Lines of data
* * * *

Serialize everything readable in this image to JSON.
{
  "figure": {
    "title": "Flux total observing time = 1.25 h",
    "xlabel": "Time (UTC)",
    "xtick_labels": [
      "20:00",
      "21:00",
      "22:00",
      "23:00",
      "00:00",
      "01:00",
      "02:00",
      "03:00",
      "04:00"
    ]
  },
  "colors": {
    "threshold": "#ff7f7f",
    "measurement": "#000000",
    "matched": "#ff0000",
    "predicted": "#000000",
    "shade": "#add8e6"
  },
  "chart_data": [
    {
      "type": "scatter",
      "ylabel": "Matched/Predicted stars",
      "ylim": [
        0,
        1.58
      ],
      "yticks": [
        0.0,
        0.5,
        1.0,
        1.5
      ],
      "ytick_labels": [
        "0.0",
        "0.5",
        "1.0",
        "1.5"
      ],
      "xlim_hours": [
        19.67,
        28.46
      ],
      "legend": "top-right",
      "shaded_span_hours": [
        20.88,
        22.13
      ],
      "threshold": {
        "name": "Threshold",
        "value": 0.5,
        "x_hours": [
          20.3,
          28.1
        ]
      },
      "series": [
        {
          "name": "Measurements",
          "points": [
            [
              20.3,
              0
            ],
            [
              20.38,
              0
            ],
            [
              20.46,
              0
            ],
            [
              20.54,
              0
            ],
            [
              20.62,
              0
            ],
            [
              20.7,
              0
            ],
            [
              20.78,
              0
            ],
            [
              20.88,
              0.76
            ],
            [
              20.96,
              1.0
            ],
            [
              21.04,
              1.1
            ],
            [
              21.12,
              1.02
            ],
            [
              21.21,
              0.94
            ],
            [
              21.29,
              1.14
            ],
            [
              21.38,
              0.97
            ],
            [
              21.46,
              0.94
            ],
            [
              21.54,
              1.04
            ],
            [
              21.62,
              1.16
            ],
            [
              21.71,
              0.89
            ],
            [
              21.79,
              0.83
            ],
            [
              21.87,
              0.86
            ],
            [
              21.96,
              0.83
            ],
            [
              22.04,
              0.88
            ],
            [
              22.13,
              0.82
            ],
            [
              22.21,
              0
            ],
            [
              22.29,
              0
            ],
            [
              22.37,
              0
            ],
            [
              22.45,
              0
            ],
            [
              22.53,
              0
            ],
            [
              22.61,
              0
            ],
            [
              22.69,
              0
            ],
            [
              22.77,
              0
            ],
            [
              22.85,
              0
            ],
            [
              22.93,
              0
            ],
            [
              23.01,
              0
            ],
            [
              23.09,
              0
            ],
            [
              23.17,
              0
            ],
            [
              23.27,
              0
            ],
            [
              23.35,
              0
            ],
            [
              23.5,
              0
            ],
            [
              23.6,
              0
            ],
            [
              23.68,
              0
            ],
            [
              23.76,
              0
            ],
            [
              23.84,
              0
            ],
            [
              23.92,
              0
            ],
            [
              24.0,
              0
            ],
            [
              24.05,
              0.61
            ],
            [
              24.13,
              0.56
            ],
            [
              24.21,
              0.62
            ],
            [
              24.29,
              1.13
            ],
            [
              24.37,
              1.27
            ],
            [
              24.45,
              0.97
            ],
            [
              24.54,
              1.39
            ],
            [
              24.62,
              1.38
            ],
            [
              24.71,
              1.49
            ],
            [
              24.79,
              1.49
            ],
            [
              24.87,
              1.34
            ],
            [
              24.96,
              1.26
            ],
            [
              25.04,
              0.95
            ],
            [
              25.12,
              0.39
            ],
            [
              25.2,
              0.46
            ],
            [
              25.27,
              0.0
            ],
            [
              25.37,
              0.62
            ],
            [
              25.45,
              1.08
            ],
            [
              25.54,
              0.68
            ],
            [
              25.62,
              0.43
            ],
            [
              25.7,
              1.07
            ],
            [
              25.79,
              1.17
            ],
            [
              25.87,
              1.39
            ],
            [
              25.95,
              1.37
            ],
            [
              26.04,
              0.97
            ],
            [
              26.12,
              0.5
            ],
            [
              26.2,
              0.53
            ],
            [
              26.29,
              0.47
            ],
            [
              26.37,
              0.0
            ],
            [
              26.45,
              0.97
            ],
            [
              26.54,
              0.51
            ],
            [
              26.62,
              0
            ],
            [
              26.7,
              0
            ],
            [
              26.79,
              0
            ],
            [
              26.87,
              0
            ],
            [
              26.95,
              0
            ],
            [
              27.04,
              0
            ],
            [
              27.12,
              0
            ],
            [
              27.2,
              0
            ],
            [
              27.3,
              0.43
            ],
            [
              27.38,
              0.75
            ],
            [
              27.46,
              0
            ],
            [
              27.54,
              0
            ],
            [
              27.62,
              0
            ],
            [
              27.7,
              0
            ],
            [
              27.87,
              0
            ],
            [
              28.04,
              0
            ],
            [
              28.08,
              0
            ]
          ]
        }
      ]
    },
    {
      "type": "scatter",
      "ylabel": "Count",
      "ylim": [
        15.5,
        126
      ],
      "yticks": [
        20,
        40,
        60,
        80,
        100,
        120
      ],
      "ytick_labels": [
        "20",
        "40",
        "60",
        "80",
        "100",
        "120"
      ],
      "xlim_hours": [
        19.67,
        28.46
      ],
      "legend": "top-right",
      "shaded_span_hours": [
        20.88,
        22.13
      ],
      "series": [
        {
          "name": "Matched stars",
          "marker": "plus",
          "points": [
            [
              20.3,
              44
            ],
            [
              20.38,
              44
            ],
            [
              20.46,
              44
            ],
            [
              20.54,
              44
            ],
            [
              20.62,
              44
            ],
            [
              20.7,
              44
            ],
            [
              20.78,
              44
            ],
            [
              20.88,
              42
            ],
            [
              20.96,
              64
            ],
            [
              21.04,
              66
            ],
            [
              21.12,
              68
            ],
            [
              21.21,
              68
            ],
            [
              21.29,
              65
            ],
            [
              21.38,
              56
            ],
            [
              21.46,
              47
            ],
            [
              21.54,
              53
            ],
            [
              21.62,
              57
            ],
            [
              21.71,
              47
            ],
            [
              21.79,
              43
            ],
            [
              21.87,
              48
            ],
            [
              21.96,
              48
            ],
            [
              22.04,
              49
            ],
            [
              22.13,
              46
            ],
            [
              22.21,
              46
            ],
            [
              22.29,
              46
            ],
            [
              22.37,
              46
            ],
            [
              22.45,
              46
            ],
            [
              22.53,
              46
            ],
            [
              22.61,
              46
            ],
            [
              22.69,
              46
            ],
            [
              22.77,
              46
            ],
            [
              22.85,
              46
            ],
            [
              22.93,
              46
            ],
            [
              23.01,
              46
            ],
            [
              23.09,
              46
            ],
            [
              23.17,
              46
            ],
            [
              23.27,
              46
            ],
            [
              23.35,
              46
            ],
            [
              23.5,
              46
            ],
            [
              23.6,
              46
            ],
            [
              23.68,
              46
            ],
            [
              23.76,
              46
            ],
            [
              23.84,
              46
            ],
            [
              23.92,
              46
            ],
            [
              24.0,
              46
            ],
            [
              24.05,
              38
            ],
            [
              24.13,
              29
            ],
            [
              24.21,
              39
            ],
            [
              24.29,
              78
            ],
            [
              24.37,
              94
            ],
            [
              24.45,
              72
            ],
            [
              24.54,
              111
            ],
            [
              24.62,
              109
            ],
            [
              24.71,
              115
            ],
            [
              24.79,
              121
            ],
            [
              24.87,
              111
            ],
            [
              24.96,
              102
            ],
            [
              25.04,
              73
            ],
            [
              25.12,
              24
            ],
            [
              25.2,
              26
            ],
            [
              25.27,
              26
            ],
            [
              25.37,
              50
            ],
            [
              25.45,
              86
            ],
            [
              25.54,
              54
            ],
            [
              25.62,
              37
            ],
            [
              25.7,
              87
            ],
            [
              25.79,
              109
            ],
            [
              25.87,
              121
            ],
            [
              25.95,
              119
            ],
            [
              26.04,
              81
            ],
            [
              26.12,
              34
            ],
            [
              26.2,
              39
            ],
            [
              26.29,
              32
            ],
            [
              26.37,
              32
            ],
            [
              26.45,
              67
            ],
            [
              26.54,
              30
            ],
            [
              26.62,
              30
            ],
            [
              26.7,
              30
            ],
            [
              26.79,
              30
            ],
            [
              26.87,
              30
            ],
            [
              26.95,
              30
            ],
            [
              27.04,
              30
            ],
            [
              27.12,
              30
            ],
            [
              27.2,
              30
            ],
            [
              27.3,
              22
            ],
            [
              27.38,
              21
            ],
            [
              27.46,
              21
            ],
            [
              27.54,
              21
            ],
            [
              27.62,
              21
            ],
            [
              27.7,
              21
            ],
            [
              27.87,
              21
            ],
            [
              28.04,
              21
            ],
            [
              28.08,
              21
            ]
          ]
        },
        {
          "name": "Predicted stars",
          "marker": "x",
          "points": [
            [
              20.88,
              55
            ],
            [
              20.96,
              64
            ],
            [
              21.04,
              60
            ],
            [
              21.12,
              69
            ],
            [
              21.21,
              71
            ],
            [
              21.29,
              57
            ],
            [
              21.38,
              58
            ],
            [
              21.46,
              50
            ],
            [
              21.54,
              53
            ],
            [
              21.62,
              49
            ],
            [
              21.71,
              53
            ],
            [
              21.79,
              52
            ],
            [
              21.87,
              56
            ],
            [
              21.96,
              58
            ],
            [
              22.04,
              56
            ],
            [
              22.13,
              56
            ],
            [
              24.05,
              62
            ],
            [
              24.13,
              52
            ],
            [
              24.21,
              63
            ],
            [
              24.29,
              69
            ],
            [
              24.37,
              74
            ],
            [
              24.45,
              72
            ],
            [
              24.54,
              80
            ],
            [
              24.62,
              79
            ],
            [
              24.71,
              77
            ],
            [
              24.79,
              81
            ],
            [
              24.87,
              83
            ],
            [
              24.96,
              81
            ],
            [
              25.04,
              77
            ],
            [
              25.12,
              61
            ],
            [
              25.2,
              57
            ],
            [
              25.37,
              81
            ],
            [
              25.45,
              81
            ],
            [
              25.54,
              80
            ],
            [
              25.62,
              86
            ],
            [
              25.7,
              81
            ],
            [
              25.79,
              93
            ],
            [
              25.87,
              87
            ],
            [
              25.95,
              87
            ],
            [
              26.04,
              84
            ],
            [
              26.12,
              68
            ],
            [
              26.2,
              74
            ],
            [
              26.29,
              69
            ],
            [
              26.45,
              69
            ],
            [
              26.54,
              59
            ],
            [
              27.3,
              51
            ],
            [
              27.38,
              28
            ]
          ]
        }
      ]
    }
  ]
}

* * * *

**EXERCISE DETAILS**
Going through the entries above, report how many lines include the string "ylabel". The number alone is the answer.

**RESULT**
2